Task requirements: Extract each line of the records below that contains the word "TradingView".

** start Input data **

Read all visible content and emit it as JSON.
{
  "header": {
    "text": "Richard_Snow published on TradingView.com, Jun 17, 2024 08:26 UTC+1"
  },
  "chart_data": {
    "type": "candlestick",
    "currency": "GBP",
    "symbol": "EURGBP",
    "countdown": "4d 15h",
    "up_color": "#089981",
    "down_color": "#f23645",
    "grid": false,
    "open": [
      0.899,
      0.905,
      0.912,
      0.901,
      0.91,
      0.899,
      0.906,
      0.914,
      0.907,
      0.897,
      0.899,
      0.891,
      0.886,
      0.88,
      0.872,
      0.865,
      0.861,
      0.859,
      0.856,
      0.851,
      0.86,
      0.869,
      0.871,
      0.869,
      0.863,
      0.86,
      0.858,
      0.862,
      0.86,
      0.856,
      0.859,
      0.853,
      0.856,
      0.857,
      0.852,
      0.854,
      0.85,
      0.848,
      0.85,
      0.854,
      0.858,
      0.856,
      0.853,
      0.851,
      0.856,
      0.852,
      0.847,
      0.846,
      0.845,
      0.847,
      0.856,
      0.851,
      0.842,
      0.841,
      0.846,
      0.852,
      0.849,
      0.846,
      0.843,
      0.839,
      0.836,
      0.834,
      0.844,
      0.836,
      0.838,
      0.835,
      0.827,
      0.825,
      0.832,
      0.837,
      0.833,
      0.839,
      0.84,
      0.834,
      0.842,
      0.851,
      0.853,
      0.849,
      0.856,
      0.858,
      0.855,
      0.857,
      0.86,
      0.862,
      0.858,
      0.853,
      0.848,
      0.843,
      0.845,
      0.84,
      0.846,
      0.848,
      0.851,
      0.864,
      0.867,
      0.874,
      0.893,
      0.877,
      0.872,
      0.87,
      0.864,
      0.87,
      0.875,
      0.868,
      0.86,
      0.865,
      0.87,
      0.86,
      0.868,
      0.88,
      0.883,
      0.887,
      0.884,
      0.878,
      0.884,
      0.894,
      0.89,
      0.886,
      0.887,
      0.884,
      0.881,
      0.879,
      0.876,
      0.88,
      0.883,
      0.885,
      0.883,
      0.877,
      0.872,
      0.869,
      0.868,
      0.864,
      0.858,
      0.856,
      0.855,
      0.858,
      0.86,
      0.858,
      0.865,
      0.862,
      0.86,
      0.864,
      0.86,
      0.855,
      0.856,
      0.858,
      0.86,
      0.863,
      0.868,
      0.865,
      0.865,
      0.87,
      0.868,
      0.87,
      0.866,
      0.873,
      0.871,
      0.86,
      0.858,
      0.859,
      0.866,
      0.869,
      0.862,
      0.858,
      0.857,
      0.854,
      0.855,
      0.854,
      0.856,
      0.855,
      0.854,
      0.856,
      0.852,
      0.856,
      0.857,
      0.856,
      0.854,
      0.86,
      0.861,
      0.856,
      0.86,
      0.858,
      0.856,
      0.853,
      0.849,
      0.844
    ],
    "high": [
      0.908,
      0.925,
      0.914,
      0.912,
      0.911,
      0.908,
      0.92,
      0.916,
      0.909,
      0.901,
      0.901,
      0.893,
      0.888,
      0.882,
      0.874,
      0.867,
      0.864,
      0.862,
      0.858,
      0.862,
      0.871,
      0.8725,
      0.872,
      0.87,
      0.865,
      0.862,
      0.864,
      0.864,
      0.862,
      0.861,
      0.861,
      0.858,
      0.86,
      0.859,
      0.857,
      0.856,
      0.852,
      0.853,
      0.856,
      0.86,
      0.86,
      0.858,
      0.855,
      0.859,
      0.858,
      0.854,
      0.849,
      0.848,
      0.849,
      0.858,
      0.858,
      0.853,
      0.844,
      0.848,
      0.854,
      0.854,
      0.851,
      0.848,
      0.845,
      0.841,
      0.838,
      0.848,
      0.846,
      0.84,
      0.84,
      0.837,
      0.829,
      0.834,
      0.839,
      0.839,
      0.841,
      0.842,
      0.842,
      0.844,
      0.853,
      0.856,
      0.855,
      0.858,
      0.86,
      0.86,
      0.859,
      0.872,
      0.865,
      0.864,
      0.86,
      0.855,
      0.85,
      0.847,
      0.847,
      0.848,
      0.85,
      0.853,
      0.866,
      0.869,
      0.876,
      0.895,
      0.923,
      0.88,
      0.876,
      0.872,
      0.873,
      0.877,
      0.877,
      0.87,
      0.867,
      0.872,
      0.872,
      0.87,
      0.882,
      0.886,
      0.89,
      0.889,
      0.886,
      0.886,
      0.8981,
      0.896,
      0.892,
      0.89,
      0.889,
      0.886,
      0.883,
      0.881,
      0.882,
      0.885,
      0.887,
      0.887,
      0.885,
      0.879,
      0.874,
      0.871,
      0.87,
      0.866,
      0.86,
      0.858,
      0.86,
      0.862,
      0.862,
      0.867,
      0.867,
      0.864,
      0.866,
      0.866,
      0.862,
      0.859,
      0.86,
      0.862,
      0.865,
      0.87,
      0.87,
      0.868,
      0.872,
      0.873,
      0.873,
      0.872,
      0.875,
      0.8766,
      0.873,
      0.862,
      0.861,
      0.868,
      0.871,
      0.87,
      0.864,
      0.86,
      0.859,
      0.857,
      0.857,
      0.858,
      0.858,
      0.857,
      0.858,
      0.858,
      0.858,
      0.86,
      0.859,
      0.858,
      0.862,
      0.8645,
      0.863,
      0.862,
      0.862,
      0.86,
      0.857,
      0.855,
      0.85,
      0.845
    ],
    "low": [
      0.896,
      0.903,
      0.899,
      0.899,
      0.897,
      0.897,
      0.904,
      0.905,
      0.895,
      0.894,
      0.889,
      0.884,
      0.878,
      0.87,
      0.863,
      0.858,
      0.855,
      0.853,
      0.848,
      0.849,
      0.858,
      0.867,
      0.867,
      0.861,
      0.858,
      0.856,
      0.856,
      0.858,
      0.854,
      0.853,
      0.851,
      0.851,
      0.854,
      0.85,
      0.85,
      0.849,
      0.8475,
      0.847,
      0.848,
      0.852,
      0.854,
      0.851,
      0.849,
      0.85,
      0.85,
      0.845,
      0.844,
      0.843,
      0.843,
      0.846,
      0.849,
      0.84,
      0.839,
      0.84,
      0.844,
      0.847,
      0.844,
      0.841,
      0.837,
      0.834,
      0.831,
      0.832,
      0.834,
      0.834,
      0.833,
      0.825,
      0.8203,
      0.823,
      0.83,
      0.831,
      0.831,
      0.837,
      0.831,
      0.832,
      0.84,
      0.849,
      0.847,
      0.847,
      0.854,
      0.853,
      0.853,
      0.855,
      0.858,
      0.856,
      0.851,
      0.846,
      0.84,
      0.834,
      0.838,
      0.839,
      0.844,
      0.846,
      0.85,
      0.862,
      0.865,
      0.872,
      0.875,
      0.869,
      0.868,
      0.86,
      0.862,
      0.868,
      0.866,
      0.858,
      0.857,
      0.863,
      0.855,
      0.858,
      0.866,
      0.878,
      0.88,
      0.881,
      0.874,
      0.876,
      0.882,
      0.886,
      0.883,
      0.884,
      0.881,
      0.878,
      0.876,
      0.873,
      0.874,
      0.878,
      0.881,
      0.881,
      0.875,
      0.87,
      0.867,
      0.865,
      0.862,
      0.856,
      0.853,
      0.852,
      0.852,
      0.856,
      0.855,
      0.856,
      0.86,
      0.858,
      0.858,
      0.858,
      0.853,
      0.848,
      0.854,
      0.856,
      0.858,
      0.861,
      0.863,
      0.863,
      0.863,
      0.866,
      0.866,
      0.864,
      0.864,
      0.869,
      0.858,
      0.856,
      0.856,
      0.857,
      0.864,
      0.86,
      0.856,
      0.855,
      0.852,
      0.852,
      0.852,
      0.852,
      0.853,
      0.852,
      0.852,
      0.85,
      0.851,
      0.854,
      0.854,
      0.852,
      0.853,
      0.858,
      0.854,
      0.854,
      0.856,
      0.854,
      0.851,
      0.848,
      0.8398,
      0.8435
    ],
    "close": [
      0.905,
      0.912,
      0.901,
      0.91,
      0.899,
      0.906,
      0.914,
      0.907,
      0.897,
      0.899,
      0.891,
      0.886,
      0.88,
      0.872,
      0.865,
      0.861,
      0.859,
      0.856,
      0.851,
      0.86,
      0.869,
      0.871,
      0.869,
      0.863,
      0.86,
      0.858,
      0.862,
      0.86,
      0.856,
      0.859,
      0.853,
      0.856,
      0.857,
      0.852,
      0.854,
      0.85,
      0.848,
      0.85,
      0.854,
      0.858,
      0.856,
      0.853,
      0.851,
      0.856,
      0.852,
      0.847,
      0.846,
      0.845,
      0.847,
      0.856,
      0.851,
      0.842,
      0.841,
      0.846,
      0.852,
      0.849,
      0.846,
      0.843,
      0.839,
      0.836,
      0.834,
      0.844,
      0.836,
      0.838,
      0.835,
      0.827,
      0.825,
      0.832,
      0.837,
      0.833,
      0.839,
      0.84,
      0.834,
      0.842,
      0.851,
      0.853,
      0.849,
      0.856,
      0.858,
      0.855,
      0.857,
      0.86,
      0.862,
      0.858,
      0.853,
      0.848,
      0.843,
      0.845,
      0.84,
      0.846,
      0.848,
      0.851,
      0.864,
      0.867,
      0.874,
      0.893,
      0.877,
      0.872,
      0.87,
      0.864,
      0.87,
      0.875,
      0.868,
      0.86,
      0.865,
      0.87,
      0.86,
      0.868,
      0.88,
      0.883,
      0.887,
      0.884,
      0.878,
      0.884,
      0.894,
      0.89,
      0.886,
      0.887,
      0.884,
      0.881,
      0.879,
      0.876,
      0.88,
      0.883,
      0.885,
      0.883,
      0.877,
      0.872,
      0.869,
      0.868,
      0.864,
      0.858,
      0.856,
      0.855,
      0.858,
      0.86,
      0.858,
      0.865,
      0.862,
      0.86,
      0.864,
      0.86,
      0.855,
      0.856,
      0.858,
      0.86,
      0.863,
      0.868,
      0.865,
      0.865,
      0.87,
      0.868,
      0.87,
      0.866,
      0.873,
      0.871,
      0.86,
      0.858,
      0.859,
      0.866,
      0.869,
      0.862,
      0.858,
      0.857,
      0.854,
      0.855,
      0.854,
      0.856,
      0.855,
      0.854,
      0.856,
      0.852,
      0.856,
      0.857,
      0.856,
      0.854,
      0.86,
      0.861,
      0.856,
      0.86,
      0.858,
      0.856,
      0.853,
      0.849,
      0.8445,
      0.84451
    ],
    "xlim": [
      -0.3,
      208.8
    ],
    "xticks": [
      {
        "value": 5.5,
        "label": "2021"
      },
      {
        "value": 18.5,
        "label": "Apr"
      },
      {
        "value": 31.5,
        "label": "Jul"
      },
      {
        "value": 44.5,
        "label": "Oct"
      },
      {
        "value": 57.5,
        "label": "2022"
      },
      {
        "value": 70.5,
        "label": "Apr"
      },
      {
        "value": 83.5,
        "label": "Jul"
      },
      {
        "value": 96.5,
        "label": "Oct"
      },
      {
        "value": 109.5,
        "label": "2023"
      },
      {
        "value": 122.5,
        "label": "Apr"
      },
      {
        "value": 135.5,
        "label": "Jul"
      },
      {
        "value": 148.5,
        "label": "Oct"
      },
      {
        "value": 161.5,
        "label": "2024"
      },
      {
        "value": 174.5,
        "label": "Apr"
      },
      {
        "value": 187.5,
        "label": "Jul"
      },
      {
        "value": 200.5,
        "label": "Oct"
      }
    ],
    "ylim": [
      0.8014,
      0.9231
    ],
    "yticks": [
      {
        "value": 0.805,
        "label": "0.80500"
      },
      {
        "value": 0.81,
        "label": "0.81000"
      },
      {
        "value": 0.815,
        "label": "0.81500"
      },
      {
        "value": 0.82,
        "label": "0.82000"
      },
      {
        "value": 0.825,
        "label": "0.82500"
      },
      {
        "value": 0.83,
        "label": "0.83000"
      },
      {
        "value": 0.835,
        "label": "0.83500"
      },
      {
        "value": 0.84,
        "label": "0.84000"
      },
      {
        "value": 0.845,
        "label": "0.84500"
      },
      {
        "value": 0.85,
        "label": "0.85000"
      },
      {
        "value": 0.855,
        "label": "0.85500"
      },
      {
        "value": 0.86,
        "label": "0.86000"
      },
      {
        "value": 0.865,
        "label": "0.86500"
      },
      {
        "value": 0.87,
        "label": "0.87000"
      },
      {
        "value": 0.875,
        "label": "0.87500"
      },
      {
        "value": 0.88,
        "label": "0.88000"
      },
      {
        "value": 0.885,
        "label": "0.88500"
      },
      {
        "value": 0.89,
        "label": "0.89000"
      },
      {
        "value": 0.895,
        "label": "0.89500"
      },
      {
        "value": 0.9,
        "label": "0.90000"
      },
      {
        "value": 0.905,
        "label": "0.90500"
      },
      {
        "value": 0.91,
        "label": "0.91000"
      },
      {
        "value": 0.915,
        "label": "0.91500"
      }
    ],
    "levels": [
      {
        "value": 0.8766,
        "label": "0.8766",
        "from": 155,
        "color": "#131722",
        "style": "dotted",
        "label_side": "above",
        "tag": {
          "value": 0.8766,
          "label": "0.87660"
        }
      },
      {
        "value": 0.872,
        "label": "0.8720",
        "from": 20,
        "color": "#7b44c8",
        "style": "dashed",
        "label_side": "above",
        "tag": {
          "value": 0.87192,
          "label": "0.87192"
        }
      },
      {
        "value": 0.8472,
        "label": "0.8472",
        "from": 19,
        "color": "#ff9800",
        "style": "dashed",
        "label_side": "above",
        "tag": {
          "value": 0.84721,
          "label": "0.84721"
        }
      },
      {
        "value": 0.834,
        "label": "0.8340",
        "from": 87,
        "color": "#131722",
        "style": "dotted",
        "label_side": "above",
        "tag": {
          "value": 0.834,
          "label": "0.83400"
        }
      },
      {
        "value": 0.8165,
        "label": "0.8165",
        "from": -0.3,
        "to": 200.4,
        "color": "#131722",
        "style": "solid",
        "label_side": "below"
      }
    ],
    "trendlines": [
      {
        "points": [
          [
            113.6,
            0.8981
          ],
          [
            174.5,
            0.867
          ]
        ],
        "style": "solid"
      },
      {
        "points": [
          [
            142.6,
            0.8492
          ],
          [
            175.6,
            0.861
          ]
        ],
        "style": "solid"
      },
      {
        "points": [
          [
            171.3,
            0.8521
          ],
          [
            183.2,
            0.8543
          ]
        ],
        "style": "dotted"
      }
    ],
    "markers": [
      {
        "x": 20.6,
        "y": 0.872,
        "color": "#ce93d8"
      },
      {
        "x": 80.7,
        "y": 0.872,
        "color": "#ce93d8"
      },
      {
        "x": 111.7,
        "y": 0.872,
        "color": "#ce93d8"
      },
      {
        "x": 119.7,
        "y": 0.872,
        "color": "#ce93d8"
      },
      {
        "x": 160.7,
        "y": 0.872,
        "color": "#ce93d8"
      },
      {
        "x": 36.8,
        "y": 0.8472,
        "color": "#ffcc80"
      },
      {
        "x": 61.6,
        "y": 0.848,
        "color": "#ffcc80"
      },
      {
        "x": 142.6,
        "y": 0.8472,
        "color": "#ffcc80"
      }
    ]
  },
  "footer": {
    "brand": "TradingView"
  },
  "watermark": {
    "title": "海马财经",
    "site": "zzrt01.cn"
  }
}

** end Input data **

Answer for the task:
    "text": "Richard_Snow published on TradingView.com, Jun 17, 2024 08:26 UTC+1"
    "brand": "TradingView"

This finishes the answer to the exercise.